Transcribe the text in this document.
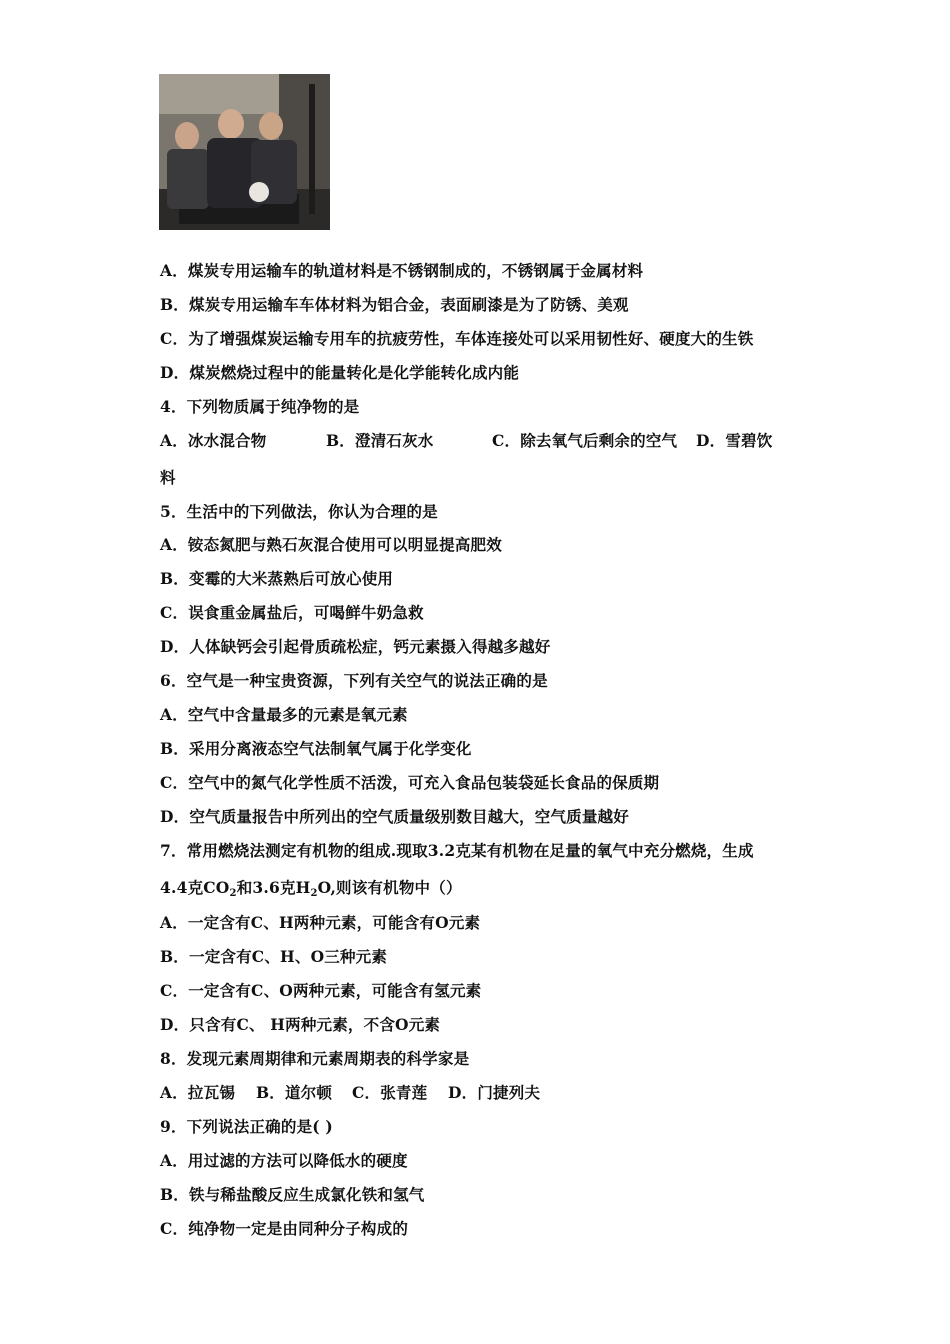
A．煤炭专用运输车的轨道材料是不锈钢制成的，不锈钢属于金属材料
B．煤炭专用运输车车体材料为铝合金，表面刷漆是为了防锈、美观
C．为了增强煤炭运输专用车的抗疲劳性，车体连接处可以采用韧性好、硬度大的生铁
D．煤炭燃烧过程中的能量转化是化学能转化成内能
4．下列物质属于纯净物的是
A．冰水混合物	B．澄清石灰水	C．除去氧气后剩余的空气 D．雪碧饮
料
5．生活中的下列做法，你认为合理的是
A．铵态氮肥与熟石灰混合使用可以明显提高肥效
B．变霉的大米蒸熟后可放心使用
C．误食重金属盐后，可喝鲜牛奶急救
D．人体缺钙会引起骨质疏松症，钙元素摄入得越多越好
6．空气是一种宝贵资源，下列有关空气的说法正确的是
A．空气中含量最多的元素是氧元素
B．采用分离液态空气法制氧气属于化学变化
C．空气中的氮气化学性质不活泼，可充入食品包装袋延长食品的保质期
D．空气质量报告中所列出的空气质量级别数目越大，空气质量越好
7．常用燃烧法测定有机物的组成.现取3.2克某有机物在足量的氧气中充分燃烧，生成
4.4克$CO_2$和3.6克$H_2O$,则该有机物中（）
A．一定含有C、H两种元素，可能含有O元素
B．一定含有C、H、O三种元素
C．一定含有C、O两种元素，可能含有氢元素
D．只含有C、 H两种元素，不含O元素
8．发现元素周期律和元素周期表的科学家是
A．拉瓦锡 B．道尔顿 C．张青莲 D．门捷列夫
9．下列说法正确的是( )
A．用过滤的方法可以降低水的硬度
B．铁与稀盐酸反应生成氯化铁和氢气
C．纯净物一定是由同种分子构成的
-----
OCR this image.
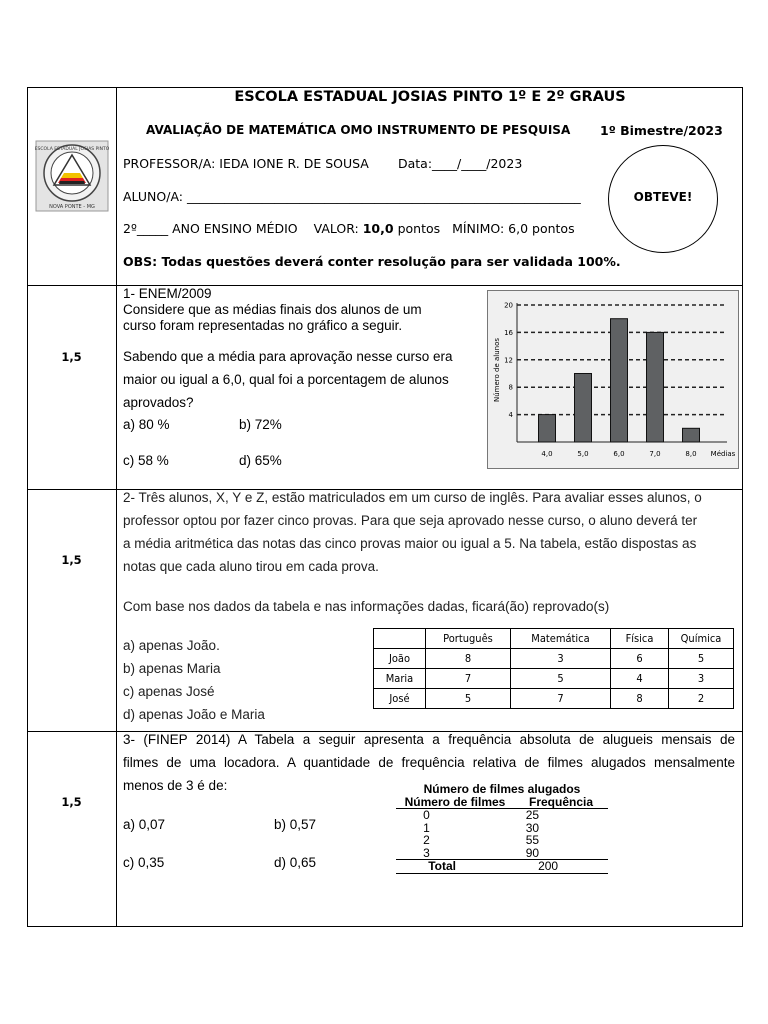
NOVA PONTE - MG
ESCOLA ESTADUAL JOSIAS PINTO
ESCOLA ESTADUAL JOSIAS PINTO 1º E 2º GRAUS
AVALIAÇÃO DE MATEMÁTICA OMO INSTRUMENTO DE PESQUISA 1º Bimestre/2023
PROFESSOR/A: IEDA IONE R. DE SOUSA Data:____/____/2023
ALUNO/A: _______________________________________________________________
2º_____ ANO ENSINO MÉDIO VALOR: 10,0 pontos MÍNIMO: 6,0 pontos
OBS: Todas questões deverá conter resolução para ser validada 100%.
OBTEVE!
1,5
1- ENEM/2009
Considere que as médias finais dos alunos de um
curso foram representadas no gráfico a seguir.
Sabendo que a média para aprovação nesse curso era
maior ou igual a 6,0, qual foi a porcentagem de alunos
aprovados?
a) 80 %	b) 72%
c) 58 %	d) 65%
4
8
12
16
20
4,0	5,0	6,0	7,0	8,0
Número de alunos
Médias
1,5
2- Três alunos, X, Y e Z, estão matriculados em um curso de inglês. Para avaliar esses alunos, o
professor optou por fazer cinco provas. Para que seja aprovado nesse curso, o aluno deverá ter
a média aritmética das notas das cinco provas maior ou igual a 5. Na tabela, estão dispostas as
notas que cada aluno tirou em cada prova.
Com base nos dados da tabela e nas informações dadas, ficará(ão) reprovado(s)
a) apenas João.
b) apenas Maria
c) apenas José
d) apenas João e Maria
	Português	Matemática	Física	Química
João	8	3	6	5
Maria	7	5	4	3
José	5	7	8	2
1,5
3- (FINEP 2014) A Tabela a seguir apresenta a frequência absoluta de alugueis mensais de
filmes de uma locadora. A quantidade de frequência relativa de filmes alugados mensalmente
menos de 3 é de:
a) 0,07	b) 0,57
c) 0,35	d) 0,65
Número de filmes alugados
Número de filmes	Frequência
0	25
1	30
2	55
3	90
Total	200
-----
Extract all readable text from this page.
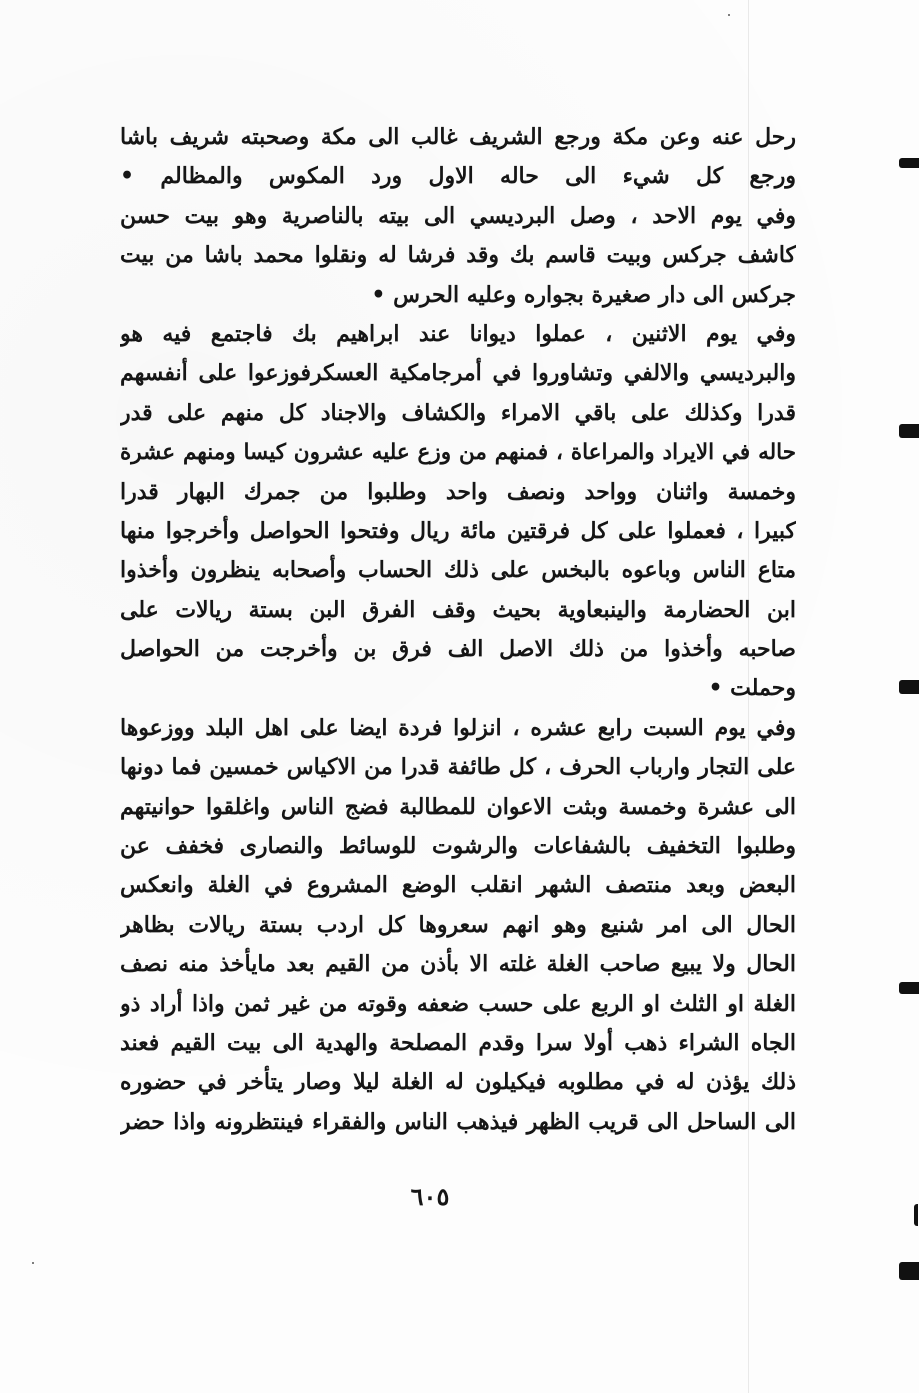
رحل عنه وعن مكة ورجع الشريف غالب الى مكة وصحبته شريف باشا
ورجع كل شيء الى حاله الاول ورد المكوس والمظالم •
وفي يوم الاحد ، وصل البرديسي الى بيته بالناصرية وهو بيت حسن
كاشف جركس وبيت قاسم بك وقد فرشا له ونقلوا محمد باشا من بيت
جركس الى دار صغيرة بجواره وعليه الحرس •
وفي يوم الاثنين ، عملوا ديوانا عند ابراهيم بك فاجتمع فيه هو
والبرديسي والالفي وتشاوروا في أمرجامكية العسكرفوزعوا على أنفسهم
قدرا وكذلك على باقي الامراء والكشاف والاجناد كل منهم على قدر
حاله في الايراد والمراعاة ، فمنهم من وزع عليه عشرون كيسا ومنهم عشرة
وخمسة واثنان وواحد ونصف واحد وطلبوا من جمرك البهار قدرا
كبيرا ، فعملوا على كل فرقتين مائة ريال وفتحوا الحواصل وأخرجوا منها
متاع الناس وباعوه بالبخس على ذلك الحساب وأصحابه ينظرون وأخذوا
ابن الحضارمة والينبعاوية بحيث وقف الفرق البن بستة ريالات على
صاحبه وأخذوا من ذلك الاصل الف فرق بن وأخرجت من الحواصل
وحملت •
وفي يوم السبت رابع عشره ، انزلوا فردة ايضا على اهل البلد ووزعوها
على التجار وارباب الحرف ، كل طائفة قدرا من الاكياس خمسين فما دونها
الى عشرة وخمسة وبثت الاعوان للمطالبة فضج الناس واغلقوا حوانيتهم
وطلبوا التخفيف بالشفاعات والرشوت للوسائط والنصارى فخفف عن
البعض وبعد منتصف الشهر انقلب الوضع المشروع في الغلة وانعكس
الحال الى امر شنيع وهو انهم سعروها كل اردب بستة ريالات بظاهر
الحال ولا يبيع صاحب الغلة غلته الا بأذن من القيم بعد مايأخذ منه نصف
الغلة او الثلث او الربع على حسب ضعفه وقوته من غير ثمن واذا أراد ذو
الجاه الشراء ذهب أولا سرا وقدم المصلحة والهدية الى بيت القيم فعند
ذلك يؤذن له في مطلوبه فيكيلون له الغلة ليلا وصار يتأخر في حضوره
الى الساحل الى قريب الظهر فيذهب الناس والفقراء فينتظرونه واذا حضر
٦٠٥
-----
*Exercise goal*
Using the records above, select and copy every line that has the word "باشا".

*Task answer*
رحل عنه وعن مكة ورجع الشريف غالب الى مكة وصحبته شريف باشا
كاشف جركس وبيت قاسم بك وقد فرشا له ونقلوا محمد باشا من بيت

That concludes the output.